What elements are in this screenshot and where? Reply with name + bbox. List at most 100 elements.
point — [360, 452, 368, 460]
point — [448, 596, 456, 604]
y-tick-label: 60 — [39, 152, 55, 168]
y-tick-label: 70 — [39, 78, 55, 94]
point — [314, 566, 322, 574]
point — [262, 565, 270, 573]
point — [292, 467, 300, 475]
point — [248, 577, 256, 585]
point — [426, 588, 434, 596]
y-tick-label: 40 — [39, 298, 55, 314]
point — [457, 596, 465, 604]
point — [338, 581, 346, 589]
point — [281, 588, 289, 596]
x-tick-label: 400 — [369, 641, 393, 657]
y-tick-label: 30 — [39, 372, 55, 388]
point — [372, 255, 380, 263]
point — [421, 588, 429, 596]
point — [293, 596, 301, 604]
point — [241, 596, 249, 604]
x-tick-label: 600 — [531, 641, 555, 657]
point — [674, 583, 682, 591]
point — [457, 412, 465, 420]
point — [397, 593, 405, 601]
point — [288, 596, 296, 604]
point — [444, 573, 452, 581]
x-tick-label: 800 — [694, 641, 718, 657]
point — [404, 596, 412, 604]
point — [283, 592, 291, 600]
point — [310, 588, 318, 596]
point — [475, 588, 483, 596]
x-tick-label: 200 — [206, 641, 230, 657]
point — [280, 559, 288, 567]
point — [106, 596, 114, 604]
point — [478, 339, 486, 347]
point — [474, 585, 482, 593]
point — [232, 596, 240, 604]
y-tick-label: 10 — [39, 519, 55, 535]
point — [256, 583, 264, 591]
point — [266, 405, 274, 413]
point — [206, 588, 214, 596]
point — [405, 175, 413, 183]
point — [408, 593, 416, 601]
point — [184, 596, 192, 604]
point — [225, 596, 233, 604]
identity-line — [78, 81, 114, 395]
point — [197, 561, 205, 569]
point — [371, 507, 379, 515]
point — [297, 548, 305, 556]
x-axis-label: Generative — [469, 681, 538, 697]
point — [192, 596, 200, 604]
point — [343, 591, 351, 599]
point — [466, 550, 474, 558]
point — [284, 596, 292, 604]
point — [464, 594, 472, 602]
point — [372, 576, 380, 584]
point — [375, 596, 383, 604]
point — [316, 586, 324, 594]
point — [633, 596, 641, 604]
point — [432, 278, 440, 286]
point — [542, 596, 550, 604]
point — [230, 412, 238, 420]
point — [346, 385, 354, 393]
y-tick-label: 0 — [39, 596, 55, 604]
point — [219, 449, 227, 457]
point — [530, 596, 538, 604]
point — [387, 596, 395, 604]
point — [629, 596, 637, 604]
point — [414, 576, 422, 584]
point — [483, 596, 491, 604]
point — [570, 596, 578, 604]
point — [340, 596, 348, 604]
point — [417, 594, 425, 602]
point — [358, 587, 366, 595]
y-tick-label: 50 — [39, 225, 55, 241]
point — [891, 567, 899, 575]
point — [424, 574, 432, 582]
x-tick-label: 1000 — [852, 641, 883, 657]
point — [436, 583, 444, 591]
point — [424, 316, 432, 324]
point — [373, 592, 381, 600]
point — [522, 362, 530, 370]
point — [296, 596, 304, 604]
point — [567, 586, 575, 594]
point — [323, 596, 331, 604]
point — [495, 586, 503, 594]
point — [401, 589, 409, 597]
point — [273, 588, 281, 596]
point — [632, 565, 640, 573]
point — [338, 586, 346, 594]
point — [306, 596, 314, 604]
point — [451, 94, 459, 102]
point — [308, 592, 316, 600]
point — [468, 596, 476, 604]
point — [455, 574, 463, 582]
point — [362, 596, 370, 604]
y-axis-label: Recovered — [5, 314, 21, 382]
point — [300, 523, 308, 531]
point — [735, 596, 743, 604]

__________________________________________________

*STATED EXERCISE:* Render the listing above, from its first line up to and including the line with "point — [293, 596, 301, 604]", as a Markdown table with the columns No. and Text. Give each line its own numbered row and leave out blank lines.

*RESULT OF THE EXERCISE:*
| No. | Text |
|---|---|
| 1 | What elements are in this screenshot and where? Reply with name + bbox. List at most 100 elements. |
| 2 | point — [360, 452, 368, 460] |
| 3 | point — [448, 596, 456, 604] |
| 4 | y-tick-label: 60 — [39, 152, 55, 168] |
| 5 | y-tick-label: 70 — [39, 78, 55, 94] |
| 6 | point — [314, 566, 322, 574] |
| 7 | point — [262, 565, 270, 573] |
| 8 | point — [292, 467, 300, 475] |
| 9 | point — [248, 577, 256, 585] |
| 10 | point — [426, 588, 434, 596] |
| 11 | y-tick-label: 40 — [39, 298, 55, 314] |
| 12 | point — [457, 596, 465, 604] |
| 13 | point — [338, 581, 346, 589] |
| 14 | point — [281, 588, 289, 596] |
| 15 | x-tick-label: 400 — [369, 641, 393, 657] |
| 16 | y-tick-label: 30 — [39, 372, 55, 388] |
| 17 | point — [372, 255, 380, 263] |
| 18 | point — [421, 588, 429, 596] |
| 19 | point — [293, 596, 301, 604] |